**The task:**
Every record must be repeated exactly; omit any pictures they contain.

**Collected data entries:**

= = = = =

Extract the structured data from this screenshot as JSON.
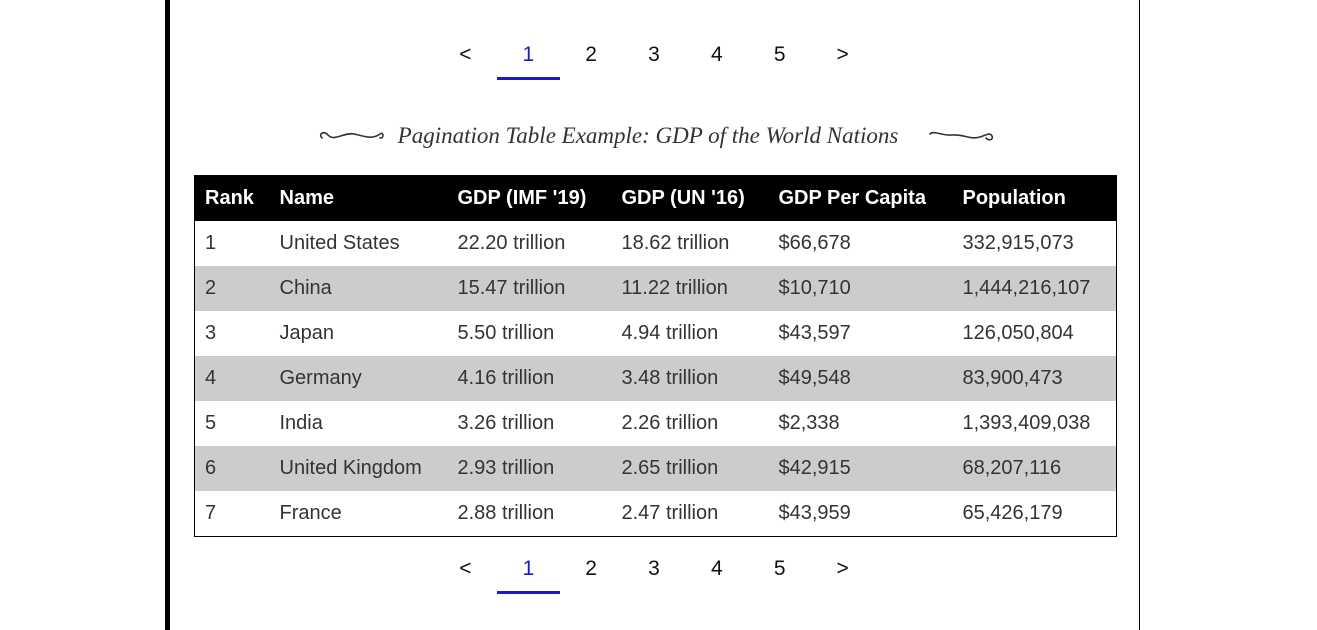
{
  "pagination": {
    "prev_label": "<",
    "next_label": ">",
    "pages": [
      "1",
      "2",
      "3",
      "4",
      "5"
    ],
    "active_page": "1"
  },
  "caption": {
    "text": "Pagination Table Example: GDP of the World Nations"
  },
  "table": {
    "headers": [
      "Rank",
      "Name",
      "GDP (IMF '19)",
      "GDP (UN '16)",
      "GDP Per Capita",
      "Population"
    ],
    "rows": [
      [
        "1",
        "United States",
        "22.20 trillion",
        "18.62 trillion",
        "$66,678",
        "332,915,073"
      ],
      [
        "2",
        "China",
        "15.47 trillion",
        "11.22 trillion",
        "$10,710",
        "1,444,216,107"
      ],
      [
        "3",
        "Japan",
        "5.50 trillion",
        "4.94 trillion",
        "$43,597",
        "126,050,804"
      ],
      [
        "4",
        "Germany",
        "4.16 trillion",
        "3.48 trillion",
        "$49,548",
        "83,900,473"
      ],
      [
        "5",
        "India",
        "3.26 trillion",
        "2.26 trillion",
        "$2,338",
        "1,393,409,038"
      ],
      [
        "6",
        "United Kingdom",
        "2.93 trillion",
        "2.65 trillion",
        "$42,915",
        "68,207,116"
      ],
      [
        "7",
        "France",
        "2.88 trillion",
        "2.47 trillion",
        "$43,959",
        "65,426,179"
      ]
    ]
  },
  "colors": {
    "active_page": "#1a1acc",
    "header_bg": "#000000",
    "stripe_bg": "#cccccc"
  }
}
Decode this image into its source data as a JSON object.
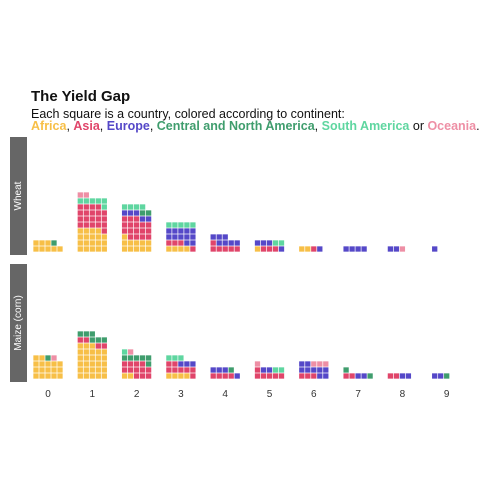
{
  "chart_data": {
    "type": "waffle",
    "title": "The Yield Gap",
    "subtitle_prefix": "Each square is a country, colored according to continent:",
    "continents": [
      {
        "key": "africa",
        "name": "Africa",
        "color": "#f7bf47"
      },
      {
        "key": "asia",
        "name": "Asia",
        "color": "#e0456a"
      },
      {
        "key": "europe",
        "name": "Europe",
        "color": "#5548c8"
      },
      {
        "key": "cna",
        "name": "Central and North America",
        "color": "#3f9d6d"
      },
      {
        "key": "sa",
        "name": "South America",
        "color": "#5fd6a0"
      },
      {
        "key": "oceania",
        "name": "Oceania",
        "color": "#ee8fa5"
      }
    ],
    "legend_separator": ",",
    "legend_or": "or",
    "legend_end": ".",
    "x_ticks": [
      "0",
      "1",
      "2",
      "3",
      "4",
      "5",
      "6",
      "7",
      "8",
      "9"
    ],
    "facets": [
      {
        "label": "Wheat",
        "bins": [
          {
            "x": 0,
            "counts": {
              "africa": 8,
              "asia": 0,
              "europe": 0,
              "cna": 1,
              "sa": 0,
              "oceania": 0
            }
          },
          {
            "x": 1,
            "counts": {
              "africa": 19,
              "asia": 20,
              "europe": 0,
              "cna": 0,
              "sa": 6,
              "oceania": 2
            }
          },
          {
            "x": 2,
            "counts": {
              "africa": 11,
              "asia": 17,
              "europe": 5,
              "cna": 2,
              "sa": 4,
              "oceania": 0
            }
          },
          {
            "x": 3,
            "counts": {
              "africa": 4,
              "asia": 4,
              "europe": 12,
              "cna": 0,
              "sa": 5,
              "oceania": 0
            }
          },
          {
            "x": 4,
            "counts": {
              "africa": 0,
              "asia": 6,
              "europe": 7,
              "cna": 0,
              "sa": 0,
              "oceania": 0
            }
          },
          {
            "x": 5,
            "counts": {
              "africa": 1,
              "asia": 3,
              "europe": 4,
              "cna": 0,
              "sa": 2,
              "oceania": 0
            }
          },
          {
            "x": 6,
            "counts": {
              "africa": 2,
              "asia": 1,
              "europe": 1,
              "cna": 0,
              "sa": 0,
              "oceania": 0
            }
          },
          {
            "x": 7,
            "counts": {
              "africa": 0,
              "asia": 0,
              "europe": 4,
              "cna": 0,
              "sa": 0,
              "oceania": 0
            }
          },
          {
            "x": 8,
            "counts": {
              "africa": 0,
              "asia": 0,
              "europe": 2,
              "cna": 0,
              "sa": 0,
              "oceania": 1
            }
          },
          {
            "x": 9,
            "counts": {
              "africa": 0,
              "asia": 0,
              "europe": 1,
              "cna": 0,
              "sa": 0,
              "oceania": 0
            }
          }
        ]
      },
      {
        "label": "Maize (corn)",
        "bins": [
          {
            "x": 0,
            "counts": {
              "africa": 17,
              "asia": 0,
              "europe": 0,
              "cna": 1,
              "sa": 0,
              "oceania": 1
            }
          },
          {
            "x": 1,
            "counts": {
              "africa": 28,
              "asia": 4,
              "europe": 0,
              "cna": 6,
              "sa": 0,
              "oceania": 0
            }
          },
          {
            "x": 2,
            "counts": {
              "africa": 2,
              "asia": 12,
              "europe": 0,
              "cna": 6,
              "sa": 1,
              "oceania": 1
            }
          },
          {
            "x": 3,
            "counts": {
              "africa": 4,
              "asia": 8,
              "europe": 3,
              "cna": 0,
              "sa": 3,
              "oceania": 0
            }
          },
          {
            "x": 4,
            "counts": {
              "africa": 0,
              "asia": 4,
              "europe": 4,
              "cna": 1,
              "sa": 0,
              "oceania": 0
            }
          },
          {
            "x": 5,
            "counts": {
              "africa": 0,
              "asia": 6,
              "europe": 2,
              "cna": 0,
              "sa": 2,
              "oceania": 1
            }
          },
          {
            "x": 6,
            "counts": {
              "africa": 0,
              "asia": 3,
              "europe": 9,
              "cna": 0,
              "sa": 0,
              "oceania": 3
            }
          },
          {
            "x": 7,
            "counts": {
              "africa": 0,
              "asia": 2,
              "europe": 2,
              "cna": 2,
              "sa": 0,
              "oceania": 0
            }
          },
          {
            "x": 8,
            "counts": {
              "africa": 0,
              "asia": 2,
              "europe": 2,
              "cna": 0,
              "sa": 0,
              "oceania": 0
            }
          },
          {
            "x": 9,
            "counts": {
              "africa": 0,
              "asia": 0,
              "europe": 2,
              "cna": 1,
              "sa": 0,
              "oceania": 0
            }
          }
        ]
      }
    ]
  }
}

= = = = =

**Response to the exercise:**
Extract the structured data from this screenshot as JSON.
{
  "pagination": {
    "prev_label": "<",
    "next_label": ">",
    "pages": [
      "1",
      "2",
      "3",
      "4",
      "5"
    ],
    "active_page": "1"
  },
  "caption": {
    "text": "Pagination Table Example: GDP of the World Nations"
  },
  "table": {
    "headers": [
      "Rank",
      "Name",
      "GDP (IMF '19)",
      "GDP (UN '16)",
      "GDP Per Capita",
      "Population"
    ],
    "rows": [
      [
        "1",
        "United States",
        "22.20 trillion",
        "18.62 trillion",
        "$66,678",
        "332,915,073"
      ],
      [
        "2",
        "China",
        "15.47 trillion",
        "11.22 trillion",
        "$10,710",
        "1,444,216,107"
      ],
      [
        "3",
        "Japan",
        "5.50 trillion",
        "4.94 trillion",
        "$43,597",
        "126,050,804"
      ],
      [
        "4",
        "Germany",
        "4.16 trillion",
        "3.48 trillion",
        "$49,548",
        "83,900,473"
      ],
      [
        "5",
        "India",
        "3.26 trillion",
        "2.26 trillion",
        "$2,338",
        "1,393,409,038"
      ],
      [
        "6",
        "United Kingdom",
        "2.93 trillion",
        "2.65 trillion",
        "$42,915",
        "68,207,116"
      ],
      [
        "7",
        "France",
        "2.88 trillion",
        "2.47 trillion",
        "$43,959",
        "65,426,179"
      ]
    ]
  },
  "colors": {
    "active_page": "#1a1acc",
    "header_bg": "#000000",
    "stripe_bg": "#cccccc"
  }
}
Decode this image into its source data as a JSON object.
{
  "chart_data": {
    "type": "waffle",
    "title": "The Yield Gap",
    "subtitle_prefix": "Each square is a country, colored according to continent:",
    "continents": [
      {
        "key": "africa",
        "name": "Africa",
        "color": "#f7bf47"
      },
      {
        "key": "asia",
        "name": "Asia",
        "color": "#e0456a"
      },
      {
        "key": "europe",
        "name": "Europe",
        "color": "#5548c8"
      },
      {
        "key": "cna",
        "name": "Central and North America",
        "color": "#3f9d6d"
      },
      {
        "key": "sa",
        "name": "South America",
        "color": "#5fd6a0"
      },
      {
        "key": "oceania",
        "name": "Oceania",
        "color": "#ee8fa5"
      }
    ],
    "legend_separator": ",",
    "legend_or": "or",
    "legend_end": ".",
    "x_ticks": [
      "0",
      "1",
      "2",
      "3",
      "4",
      "5",
      "6",
      "7",
      "8",
      "9"
    ],
    "facets": [
      {
        "label": "Wheat",
        "bins": [
          {
            "x": 0,
            "counts": {
              "africa": 8,
              "asia": 0,
              "europe": 0,
              "cna": 1,
              "sa": 0,
              "oceania": 0
            }
          },
          {
            "x": 1,
            "counts": {
              "africa": 19,
              "asia": 20,
              "europe": 0,
              "cna": 0,
              "sa": 6,
              "oceania": 2
            }
          },
          {
            "x": 2,
            "counts": {
              "africa": 11,
              "asia": 17,
              "europe": 5,
              "cna": 2,
              "sa": 4,
              "oceania": 0
            }
          },
          {
            "x": 3,
            "counts": {
              "africa": 4,
              "asia": 4,
              "europe": 12,
              "cna": 0,
              "sa": 5,
              "oceania": 0
            }
          },
          {
            "x": 4,
            "counts": {
              "africa": 0,
              "asia": 6,
              "europe": 7,
              "cna": 0,
              "sa": 0,
              "oceania": 0
            }
          },
          {
            "x": 5,
            "counts": {
              "africa": 1,
              "asia": 3,
              "europe": 4,
              "cna": 0,
              "sa": 2,
              "oceania": 0
            }
          },
          {
            "x": 6,
            "counts": {
              "africa": 2,
              "asia": 1,
              "europe": 1,
              "cna": 0,
              "sa": 0,
              "oceania": 0
            }
          },
          {
            "x": 7,
            "counts": {
              "africa": 0,
              "asia": 0,
              "europe": 4,
              "cna": 0,
              "sa": 0,
              "oceania": 0
            }
          },
          {
            "x": 8,
            "counts": {
              "africa": 0,
              "asia": 0,
              "europe": 2,
              "cna": 0,
              "sa": 0,
              "oceania": 1
            }
          },
          {
            "x": 9,
            "counts": {
              "africa": 0,
              "asia": 0,
              "europe": 1,
              "cna": 0,
              "sa": 0,
              "oceania": 0
            }
          }
        ]
      },
      {
        "label": "Maize (corn)",
        "bins": [
          {
            "x": 0,
            "counts": {
              "africa": 17,
              "asia": 0,
              "europe": 0,
              "cna": 1,
              "sa": 0,
              "oceania": 1
            }
          },
          {
            "x": 1,
            "counts": {
              "africa": 28,
              "asia": 4,
              "europe": 0,
              "cna": 6,
              "sa": 0,
              "oceania": 0
            }
          },
          {
            "x": 2,
            "counts": {
              "africa": 2,
              "asia": 12,
              "europe": 0,
              "cna": 6,
              "sa": 1,
              "oceania": 1
            }
          },
          {
            "x": 3,
            "counts": {
              "africa": 4,
              "asia": 8,
              "europe": 3,
              "cna": 0,
              "sa": 3,
              "oceania": 0
            }
          },
          {
            "x": 4,
            "counts": {
              "africa": 0,
              "asia": 4,
              "europe": 4,
              "cna": 1,
              "sa": 0,
              "oceania": 0
            }
          },
          {
            "x": 5,
            "counts": {
              "africa": 0,
              "asia": 6,
              "europe": 2,
              "cna": 0,
              "sa": 2,
              "oceania": 1
            }
          },
          {
            "x": 6,
            "counts": {
              "africa": 0,
              "asia": 3,
              "europe": 9,
              "cna": 0,
              "sa": 0,
              "oceania": 3
            }
          },
          {
            "x": 7,
            "counts": {
              "africa": 0,
              "asia": 2,
              "europe": 2,
              "cna": 2,
              "sa": 0,
              "oceania": 0
            }
          },
          {
            "x": 8,
            "counts": {
              "africa": 0,
              "asia": 2,
              "europe": 2,
              "cna": 0,
              "sa": 0,
              "oceania": 0
            }
          },
          {
            "x": 9,
            "counts": {
              "africa": 0,
              "asia": 0,
              "europe": 2,
              "cna": 1,
              "sa": 0,
              "oceania": 0
            }
          }
        ]
      }
    ]
  }
}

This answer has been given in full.